[Work instructions] Report, word for word, every line of the material that contains "signal".

══════

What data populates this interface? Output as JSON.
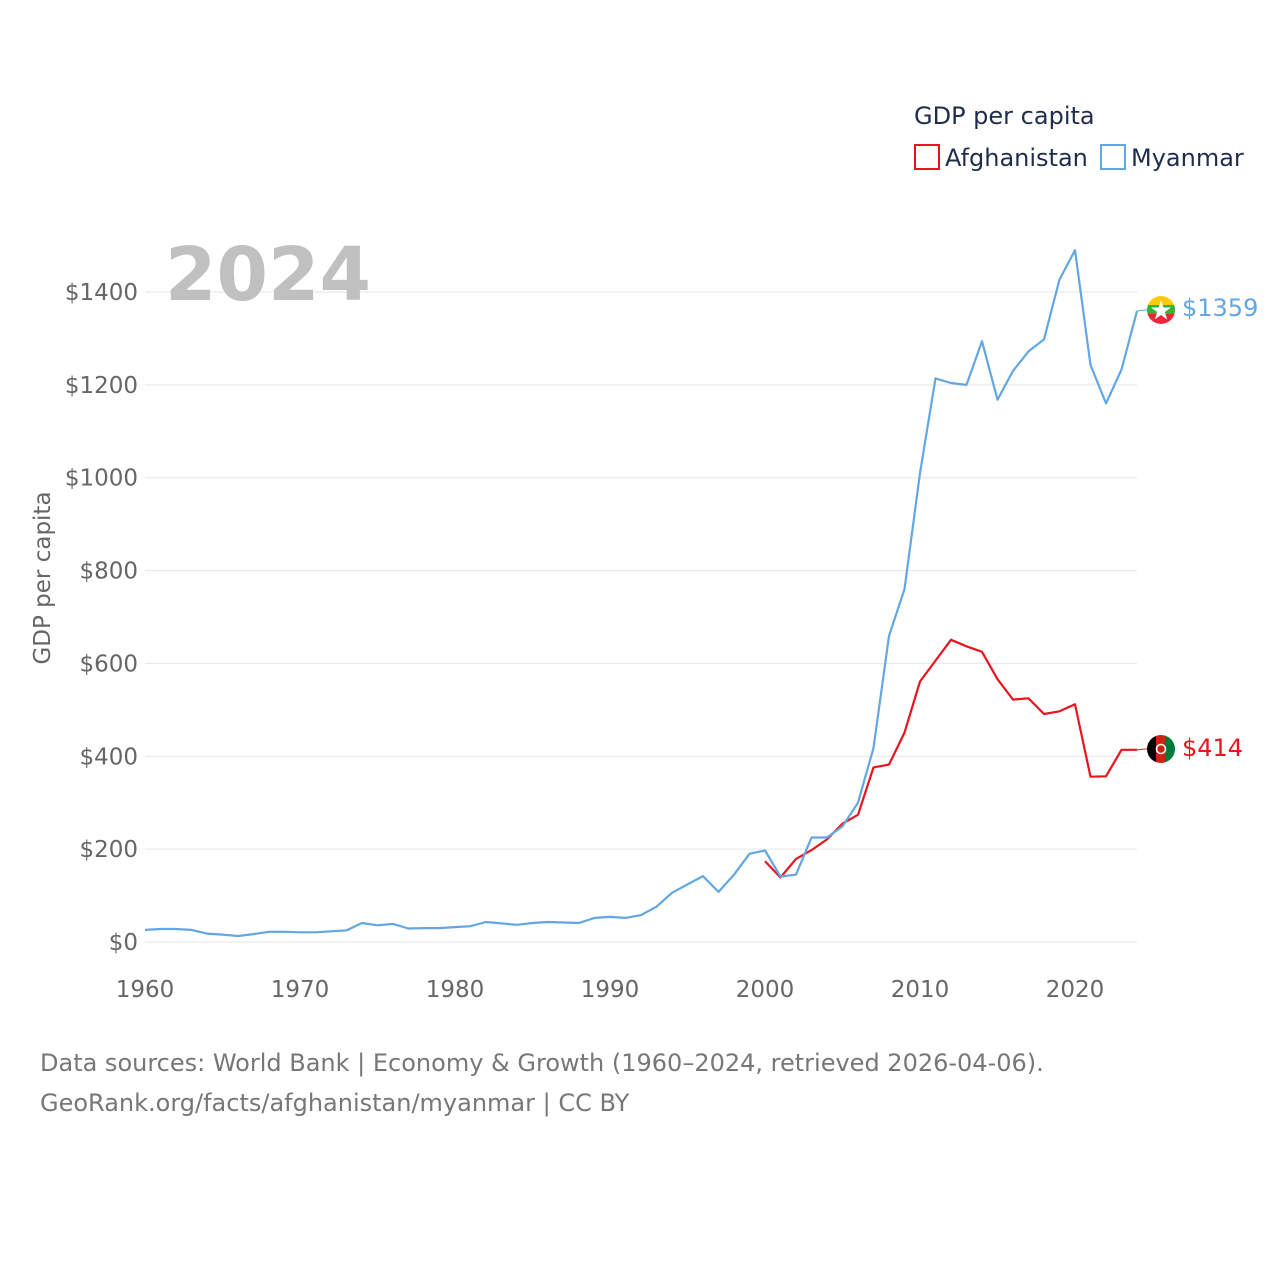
{
  "chart_data": {
    "type": "line",
    "title": "GDP per capita",
    "ylabel": "GDP per capita",
    "xlabel": "",
    "year_label": "2024",
    "xlim": [
      1960,
      2024
    ],
    "ylim": [
      0,
      1500
    ],
    "x_ticks": [
      1960,
      1970,
      1980,
      1990,
      2000,
      2010,
      2020
    ],
    "x_tick_labels": [
      "1960",
      "1970",
      "1980",
      "1990",
      "2000",
      "2010",
      "2020"
    ],
    "y_ticks": [
      0,
      200,
      400,
      600,
      800,
      1000,
      1200,
      1400
    ],
    "y_tick_labels": [
      "$0",
      "$200",
      "$400",
      "$600",
      "$800",
      "$1000",
      "$1200",
      "$1400"
    ],
    "grid": true,
    "legend": {
      "title": "GDP per capita",
      "position": "top-right"
    },
    "series": [
      {
        "name": "Afghanistan",
        "color": "#e8141e",
        "end_label": "$414",
        "x": [
          2000,
          2001,
          2002,
          2003,
          2004,
          2005,
          2006,
          2007,
          2008,
          2009,
          2010,
          2011,
          2012,
          2013,
          2014,
          2015,
          2016,
          2017,
          2018,
          2019,
          2020,
          2021,
          2022,
          2023,
          2024
        ],
        "values": [
          174,
          139,
          179,
          198,
          221,
          255,
          274,
          376,
          382,
          451,
          561,
          606,
          651,
          637,
          625,
          566,
          522,
          525,
          491,
          497,
          512,
          356,
          357,
          414,
          414
        ]
      },
      {
        "name": "Myanmar",
        "color": "#62a6e4",
        "end_label": "$1359",
        "x": [
          1960,
          1961,
          1962,
          1963,
          1964,
          1965,
          1966,
          1967,
          1968,
          1969,
          1970,
          1971,
          1972,
          1973,
          1974,
          1975,
          1976,
          1977,
          1978,
          1979,
          1980,
          1981,
          1982,
          1983,
          1984,
          1985,
          1986,
          1987,
          1988,
          1989,
          1990,
          1991,
          1992,
          1993,
          1994,
          1995,
          1996,
          1997,
          1998,
          1999,
          2000,
          2001,
          2002,
          2003,
          2004,
          2005,
          2006,
          2007,
          2008,
          2009,
          2010,
          2011,
          2012,
          2013,
          2014,
          2015,
          2016,
          2017,
          2018,
          2019,
          2020,
          2021,
          2022,
          2023,
          2024
        ],
        "values": [
          26,
          28,
          28,
          26,
          18,
          16,
          13,
          17,
          22,
          22,
          21,
          21,
          23,
          25,
          41,
          36,
          39,
          29,
          30,
          30,
          32,
          34,
          43,
          40,
          37,
          41,
          43,
          42,
          41,
          52,
          54,
          52,
          58,
          76,
          106,
          124,
          142,
          108,
          145,
          190,
          197,
          141,
          145,
          225,
          225,
          249,
          300,
          418,
          659,
          760,
          1010,
          1214,
          1204,
          1200,
          1294,
          1168,
          1230,
          1272,
          1298,
          1427,
          1490,
          1243,
          1160,
          1233,
          1359
        ]
      }
    ]
  },
  "source": {
    "line1": "Data sources: World Bank | Economy & Growth (1960–2024, retrieved 2026-04-06).",
    "line2": "GeoRank.org/facts/afghanistan/myanmar | CC BY"
  }
}
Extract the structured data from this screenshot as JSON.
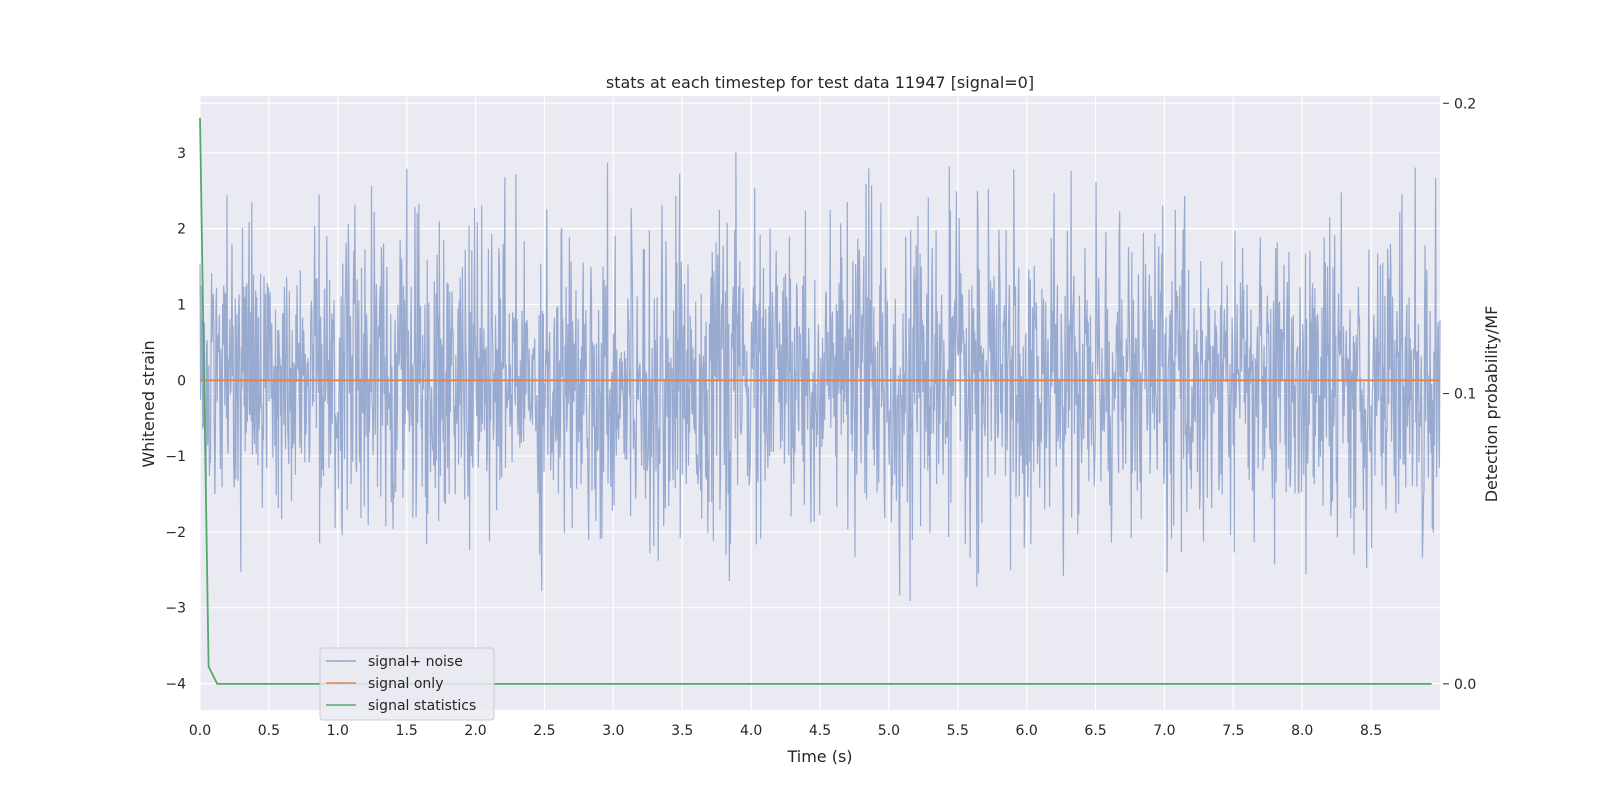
{
  "chart_data": {
    "type": "line",
    "title": "stats at each timestep for test data 11947 [signal=0]",
    "xlabel": "Time (s)",
    "ylabel": "Whitened strain",
    "ylabel_right": "Detection probability/MF",
    "xlim": [
      0,
      9
    ],
    "ylim": [
      -4.35,
      3.75
    ],
    "ylim_right": [
      -0.009,
      0.2025
    ],
    "xticks": [
      0.0,
      0.5,
      1.0,
      1.5,
      2.0,
      2.5,
      3.0,
      3.5,
      4.0,
      4.5,
      5.0,
      5.5,
      6.0,
      6.5,
      7.0,
      7.5,
      8.0,
      8.5
    ],
    "yticks": [
      -4,
      -3,
      -2,
      -1,
      0,
      1,
      2,
      3
    ],
    "yticks_right": [
      0.0,
      0.1,
      0.2
    ],
    "grid": true,
    "legend_position": "lower-left",
    "series": [
      {
        "name": "signal+ noise",
        "axis": "left",
        "color": "#8fa3cc",
        "noise": {
          "seed": 11947,
          "n": 2250,
          "sigma": 1.0,
          "max": 3.45,
          "min": -3.5
        }
      },
      {
        "name": "signal only",
        "axis": "left",
        "color": "#dd8452",
        "x": [
          0,
          9
        ],
        "values": [
          0,
          0
        ]
      },
      {
        "name": "signal statistics",
        "axis": "right",
        "color": "#55a868",
        "x": [
          0,
          0.0625,
          0.125,
          0.25,
          0.5,
          1,
          2,
          3,
          4,
          5,
          6,
          7,
          8,
          8.94
        ],
        "values": [
          0.195,
          0.006,
          0.0,
          0.0,
          0.0,
          0.0,
          0.0,
          0.0,
          0.0,
          0.0,
          0.0,
          0.0,
          0.0,
          0.0
        ]
      }
    ]
  }
}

══════

[Task output]
    "title": "stats at each timestep for test data 11947 [signal=0]",
        "name": "signal+ noise",
        "name": "signal only",
        "name": "signal statistics",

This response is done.